::: MATERIAL :::

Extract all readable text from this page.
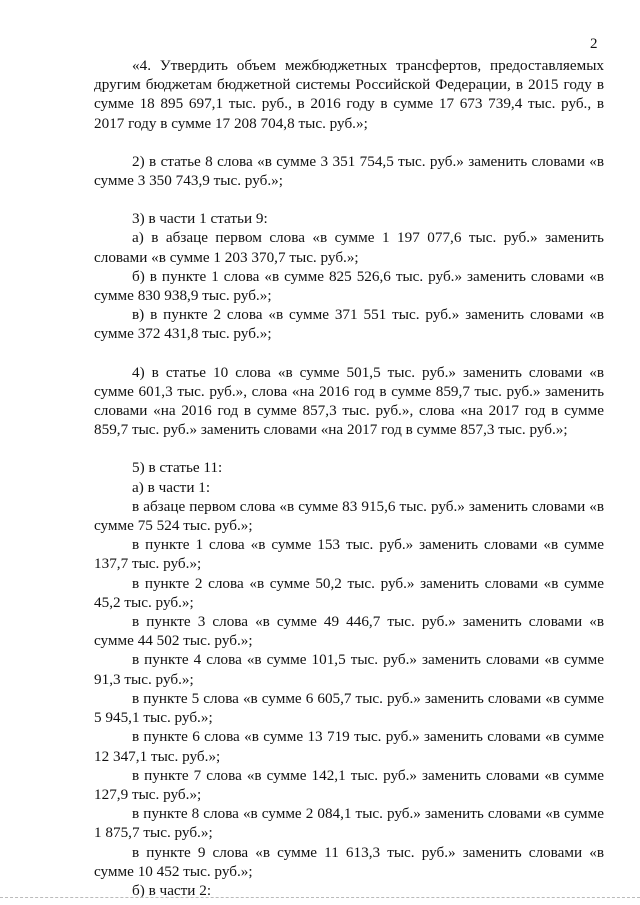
2

«4. Утвердить объем межбюджетных трансфертов, предоставляемых другим бюджетам бюджетной системы Российской Федерации, в 2015 году в сумме 18 895 697,1 тыс. руб., в 2016 году в сумме 17 673 739,4 тыс. руб., в 2017 году в сумме 17 208 704,8 тыс. руб.»;

2) в статье 8 слова «в сумме 3 351 754,5 тыс. руб.» заменить словами «в сумме 3 350 743,9 тыс. руб.»;

3) в части 1 статьи 9:

а) в абзаце первом слова «в сумме 1 197 077,6 тыс. руб.» заменить словами «в сумме 1 203 370,7 тыс. руб.»;

б) в пункте 1 слова «в сумме 825 526,6 тыс. руб.» заменить словами «в сумме 830 938,9 тыс. руб.»;

в) в пункте 2 слова «в сумме 371 551 тыс. руб.» заменить словами «в сумме 372 431,8 тыс. руб.»;

4) в статье 10 слова «в сумме 501,5 тыс. руб.» заменить словами «в сумме 601,3 тыс. руб.», слова «на 2016 год в сумме 859,7 тыс. руб.» заменить словами «на 2016 год в сумме 857,3 тыс. руб.», слова «на 2017 год в сумме 859,7 тыс. руб.» заменить словами «на 2017 год в сумме 857,3 тыс. руб.»;

5) в статье 11:

а) в части 1:

в абзаце первом слова «в сумме 83 915,6 тыс. руб.» заменить словами «в сумме 75 524 тыс. руб.»;

в пункте 1 слова «в сумме 153 тыс. руб.» заменить словами «в сумме 137,7 тыс. руб.»;

в пункте 2 слова «в сумме 50,2 тыс. руб.» заменить словами «в сумме 45,2 тыс. руб.»;

в пункте 3 слова «в сумме 49 446,7 тыс. руб.» заменить словами «в сумме 44 502 тыс. руб.»;

в пункте 4 слова «в сумме 101,5 тыс. руб.» заменить словами «в сумме 91,3 тыс. руб.»;

в пункте 5 слова «в сумме 6 605,7 тыс. руб.» заменить словами «в сумме 5 945,1 тыс. руб.»;

в пункте 6 слова «в сумме 13 719 тыс. руб.» заменить словами «в сумме 12 347,1 тыс. руб.»;

в пункте 7 слова «в сумме 142,1 тыс. руб.» заменить словами «в сумме 127,9 тыс. руб.»;

в пункте 8 слова «в сумме 2 084,1 тыс. руб.» заменить словами «в сумме 1 875,7 тыс. руб.»;

в пункте 9 слова «в сумме 11 613,3 тыс. руб.» заменить словами «в сумме 10 452 тыс. руб.»;

б) в части 2:
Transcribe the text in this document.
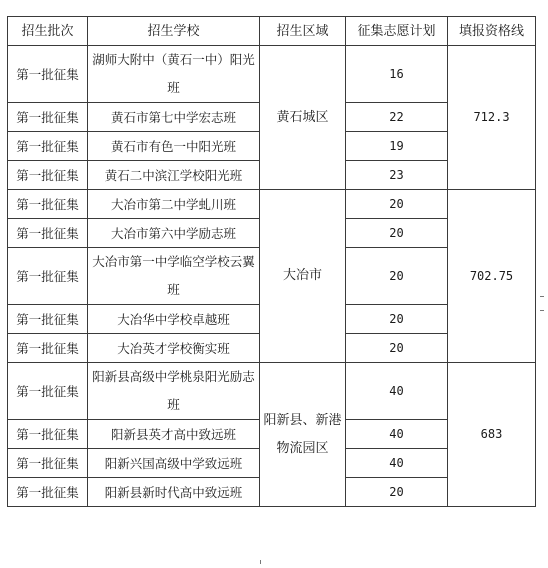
招生批次	招生学校	招生区域	征集志愿计划	填报资格线
第一批征集	湖师大附中（黄石一中）阳光班	黄石城区	16	712.3
第一批征集	黄石市第七中学宏志班		22	
第一批征集	黄石市有色一中阳光班		19	
第一批征集	黄石二中滨江学校阳光班		23	
第一批征集	大冶市第二中学虬川班	大冶市	20	702.75
第一批征集	大冶市第六中学励志班		20	
第一批征集	大冶市第一中学临空学校云翼班		20	
第一批征集	大冶华中学校卓越班		20	
第一批征集	大冶英才学校衡实班		20	
第一批征集	阳新县高级中学桃泉阳光励志班	阳新县、新港物流园区	40	683
第一批征集	阳新县英才高中致远班		40	
第一批征集	阳新兴国高级中学致远班		40	
第一批征集	阳新县新时代高中致远班		20	
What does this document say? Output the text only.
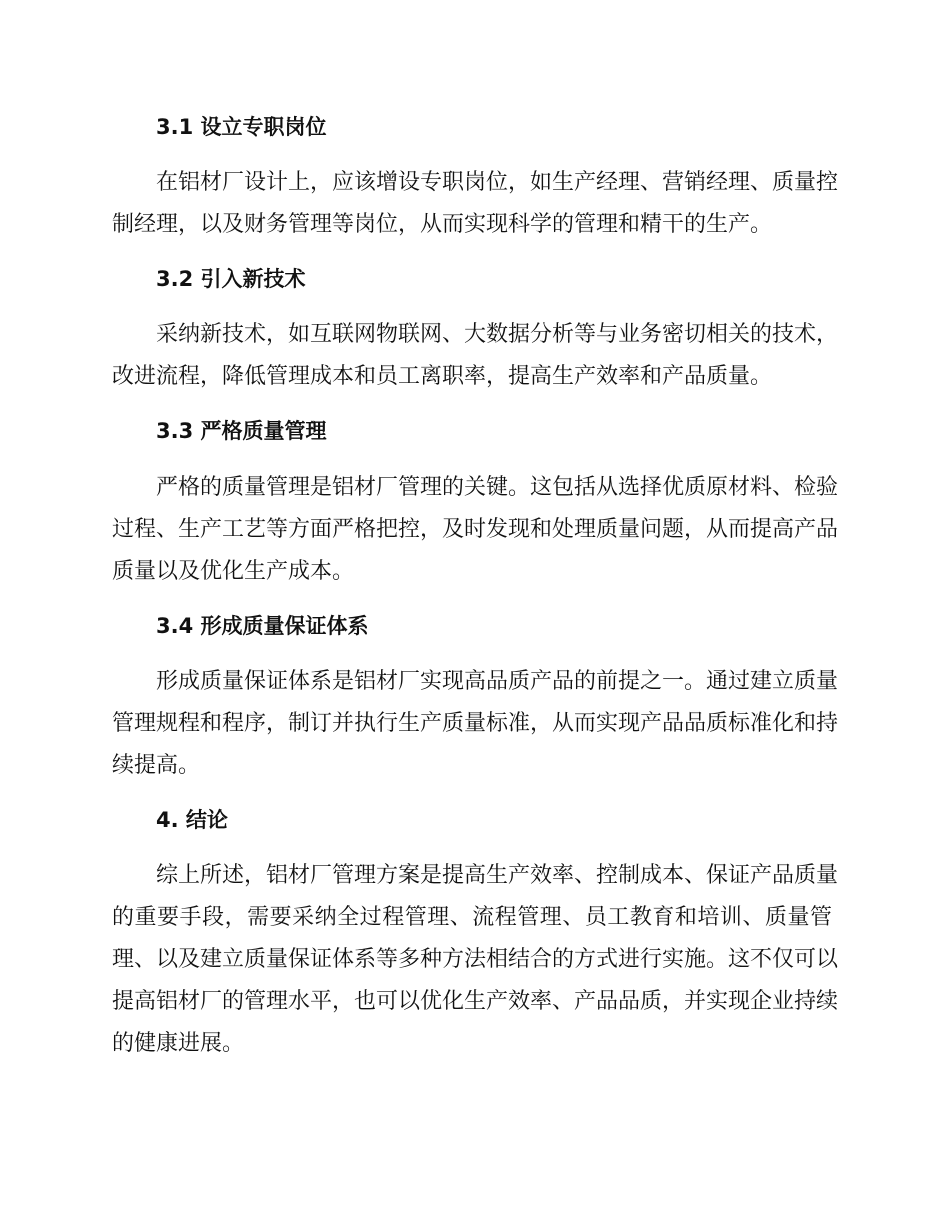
3.1 设立专职岗位
在铝材厂设计上，应该增设专职岗位，如生产经理、营销经理、质量控
制经理，以及财务管理等岗位，从而实现科学的管理和精干的生产。
3.2 引入新技术
采纳新技术，如互联网物联网、大数据分析等与业务密切相关的技术，
改进流程，降低管理成本和员工离职率，提高生产效率和产品质量。
3.3 严格质量管理
严格的质量管理是铝材厂管理的关键。这包括从选择优质原材料、检验
过程、生产工艺等方面严格把控，及时发现和处理质量问题，从而提高产品
质量以及优化生产成本。
3.4 形成质量保证体系
形成质量保证体系是铝材厂实现高品质产品的前提之一。通过建立质量
管理规程和程序，制订并执行生产质量标准，从而实现产品品质标准化和持
续提高。
4. 结论
综上所述，铝材厂管理方案是提高生产效率、控制成本、保证产品质量
的重要手段，需要采纳全过程管理、流程管理、员工教育和培训、质量管
理、以及建立质量保证体系等多种方法相结合的方式进行实施。这不仅可以
提高铝材厂的管理水平，也可以优化生产效率、产品品质，并实现企业持续
的健康进展。
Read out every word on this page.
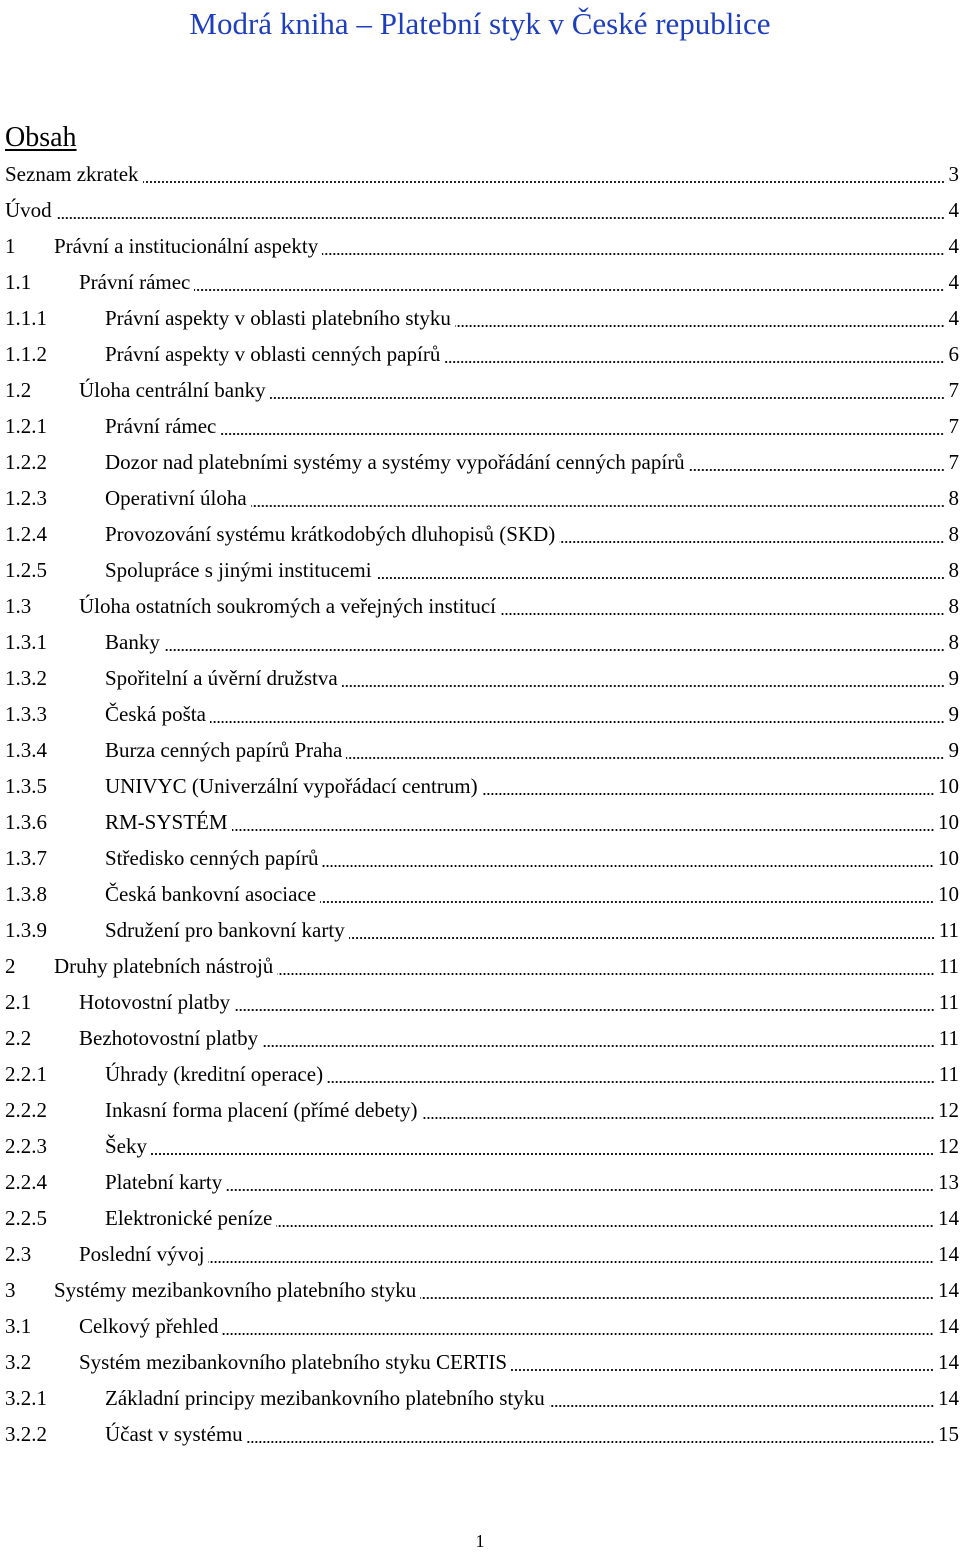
Modrá kniha – Platební styk v České republice
Obsah
Seznam zkratek	3
Úvod	4
1	Právní a institucionální aspekty	4
1.1	Právní rámec	4
1.1.1	Právní aspekty v oblasti platebního styku	4
1.1.2	Právní aspekty v oblasti cenných papírů	6
1.2	Úloha centrální banky	7
1.2.1	Právní rámec	7
1.2.2	Dozor nad platebními systémy a systémy vypořádání cenných papírů	7
1.2.3	Operativní úloha	8
1.2.4	Provozování systému krátkodobých dluhopisů (SKD)	8
1.2.5	Spolupráce s jinými institucemi	8
1.3	Úloha ostatních soukromých a veřejných institucí	8
1.3.1	Banky	8
1.3.2	Spořitelní a úvěrní družstva	9
1.3.3	Česká pošta	9
1.3.4	Burza cenných papírů Praha	9
1.3.5	UNIVYC (Univerzální vypořádací centrum)	10
1.3.6	RM-SYSTÉM	10
1.3.7	Středisko cenných papírů	10
1.3.8	Česká bankovní asociace	10
1.3.9	Sdružení pro bankovní karty	11
2	Druhy platebních nástrojů	11
2.1	Hotovostní platby	11
2.2	Bezhotovostní platby	11
2.2.1	Úhrady (kreditní operace)	11
2.2.2	Inkasní forma placení (přímé debety)	12
2.2.3	Šeky	12
2.2.4	Platební karty	13
2.2.5	Elektronické peníze	14
2.3	Poslední vývoj	14
3	Systémy mezibankovního platebního styku	14
3.1	Celkový přehled	14
3.2	Systém mezibankovního platebního styku CERTIS	14
3.2.1	Základní principy mezibankovního platebního styku	14
3.2.2	Účast v systému	15
1
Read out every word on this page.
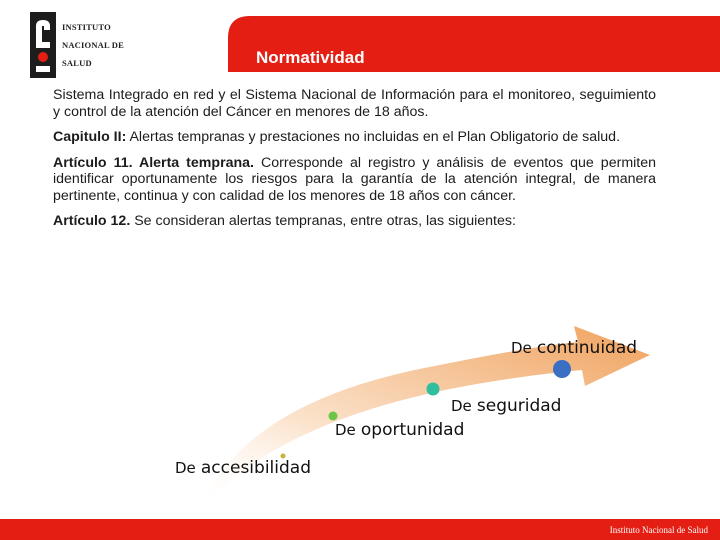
INSTITUTO
NACIONAL DE
SALUD	Normatividad

Sistema Integrado en red y el Sistema Nacional de Información para el monitoreo, seguimiento y control de la atención del Cáncer en menores de 18 años.

Capitulo II: Alertas tempranas y prestaciones no incluidas en el Plan Obligatorio de salud.

Artículo 11. Alerta temprana. Corresponde al registro y análisis de eventos que permiten identificar oportunamente los riesgos para la garantía de la atención integral, de manera pertinente, continua y con calidad de los menores de 18 años con cáncer.

Artículo 12. Se consideran alertas tempranas, entre otras, las siguientes:

De accesibilidad
De oportunidad
De seguridad
De continuidad
Instituto Nacional de Salud
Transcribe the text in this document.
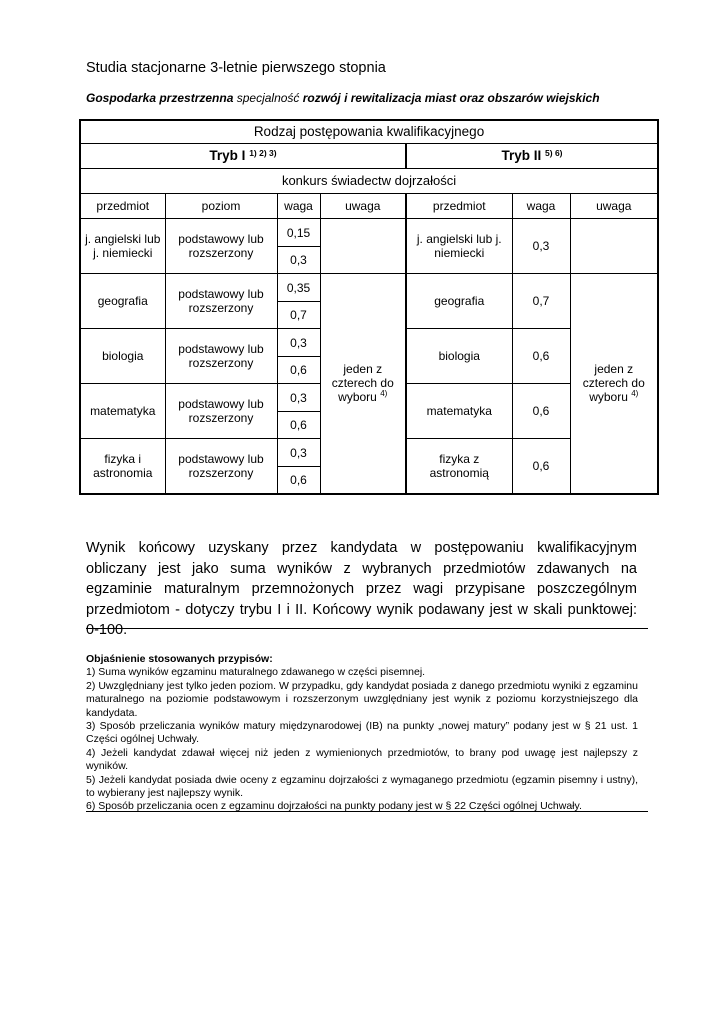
Studia stacjonarne 3-letnie pierwszego stopnia
Gospodarka przestrzenna specjalność rozwój i rewitalizacja miast oraz obszarów wiejskich
Rodzaj postępowania kwalifikacyjnego						
Tryb I $^{1) 2) 3)}$				Tryb II $^{5) 6)}$
konkurs świadectw dojrzałości						
przedmiot	poziom	waga	uwaga	przedmiot	waga	uwaga
j. angielski lub j. niemiecki	podstawowy lub rozszerzony	0,15		j. angielski lub j. niemiecki	0,3	
		0,3				
geografia	podstawowy lub rozszerzony	0,35	jeden z czterech do wyboru $^{4)}$	geografia	0,7	jeden z czterech do wyboru $^{4)}$
		0,7				
biologia	podstawowy lub rozszerzony	0,3		biologia	0,6	
		0,6				
matematyka	podstawowy lub rozszerzony	0,3		matematyka	0,6	
		0,6				
fizyka i astronomia	podstawowy lub rozszerzony	0,3		fizyka z astronomią	0,6	
		0,6				
Wynik końcowy uzyskany przez kandydata w postępowaniu kwalifikacyjnym obliczany jest jako suma wyników z wybranych przedmiotów zdawanych na egzaminie maturalnym przemnożonych przez wagi przypisane poszczególnym przedmiotom - dotyczy trybu I i II. Końcowy wynik podawany jest w skali punktowej: 0-100.

Objaśnienie stosowanych przypisów:

1) Suma wyników egzaminu maturalnego zdawanego w części pisemnej.

2) Uwzględniany jest tylko jeden poziom. W przypadku, gdy kandydat posiada z danego przedmiotu wyniki z egzaminu maturalnego na poziomie podstawowym i rozszerzonym uwzględniany jest wynik z poziomu korzystniejszego dla kandydata.

3) Sposób przeliczania wyników matury międzynarodowej (IB) na punkty „nowej matury” podany jest w § 21 ust. 1 Części ogólnej Uchwały.

4) Jeżeli kandydat zdawał więcej niż jeden z wymienionych przedmiotów, to brany pod uwagę jest najlepszy z wyników.

5) Jeżeli kandydat posiada dwie oceny z egzaminu dojrzałości z wymaganego przedmiotu (egzamin pisemny i ustny), to wybierany jest najlepszy wynik.

6) Sposób przeliczania ocen z egzaminu dojrzałości na punkty podany jest w § 22 Części ogólnej Uchwały.
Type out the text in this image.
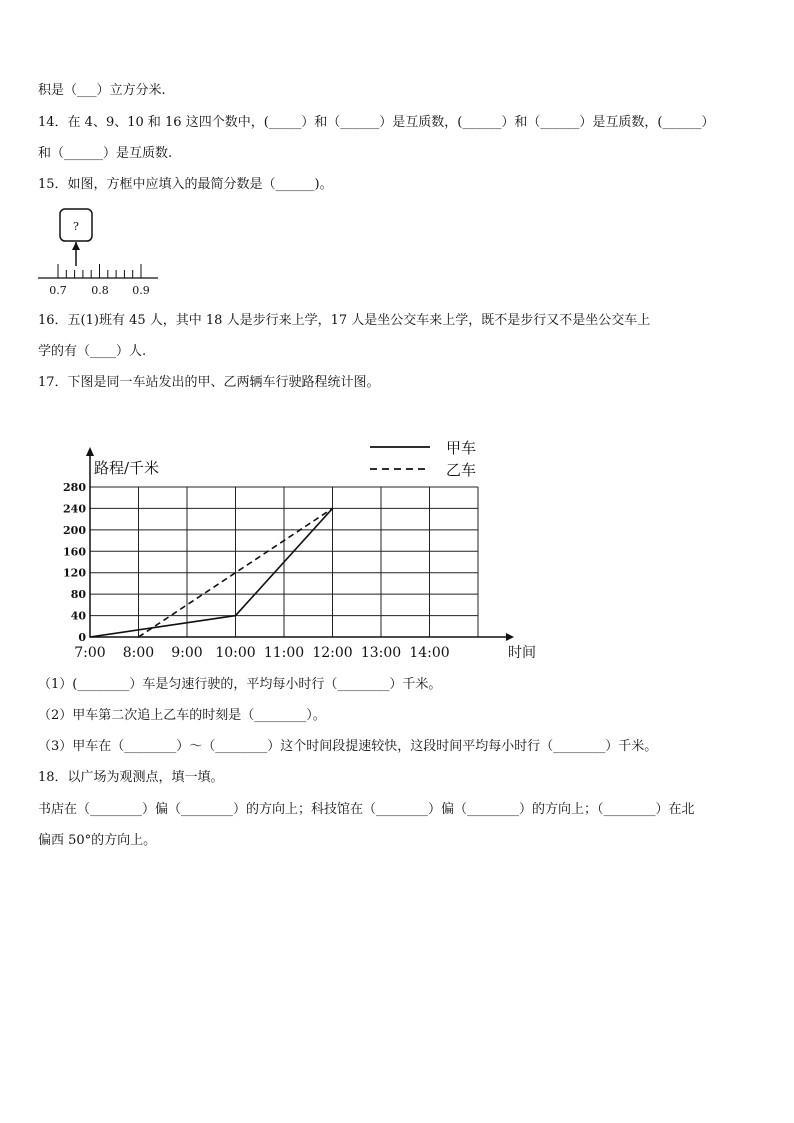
积是（___）立方分米.
14．在 4、9、10 和 16 这四个数中，(_____）和（______）是互质数，(______）和（______）是互质数，(______）
和（______）是互质数.
15．如图，方框中应填入的最简分数是（______)。
?
0.7 0.8 0.9
16．五(1)班有 45 人，其中 18 人是步行来上学，17 人是坐公交车来上学，既不是步行又不是坐公交车上
学的有（____）人.
17．下图是同一车站发出的甲、乙两辆车行驶路程统计图。
0
40
80
120
160
200
240
280
7:00 8:00 9:00 10:00 11:00 12:00 13:00 14:00	时间
路程/千米
甲车
乙车
（1）(________）车是匀速行驶的，平均每小时行（________）千米。
（2）甲车第二次追上乙车的时刻是（________）。
（3）甲车在（________）～（________）这个时间段提速较快，这段时间平均每小时行（________）千米。
18．以广场为观测点，填一填。
书店在（________）偏（________）的方向上；科技馆在（________）偏（________）的方向上；（________）在北
偏西 50°的方向上。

:::

» **WORK TO BE COMPLETED**
Only lines that contain the word "this" are wanted; copy each of them.

» **WRITTEN RESPONSE**
Extract all readable text from this page.
Transcribe the text in this document.
What does this document say? Output the text only.
Read out every word on this page.
Read out every word on this page.
Transcribe the text in this document.
Type out the text in this image.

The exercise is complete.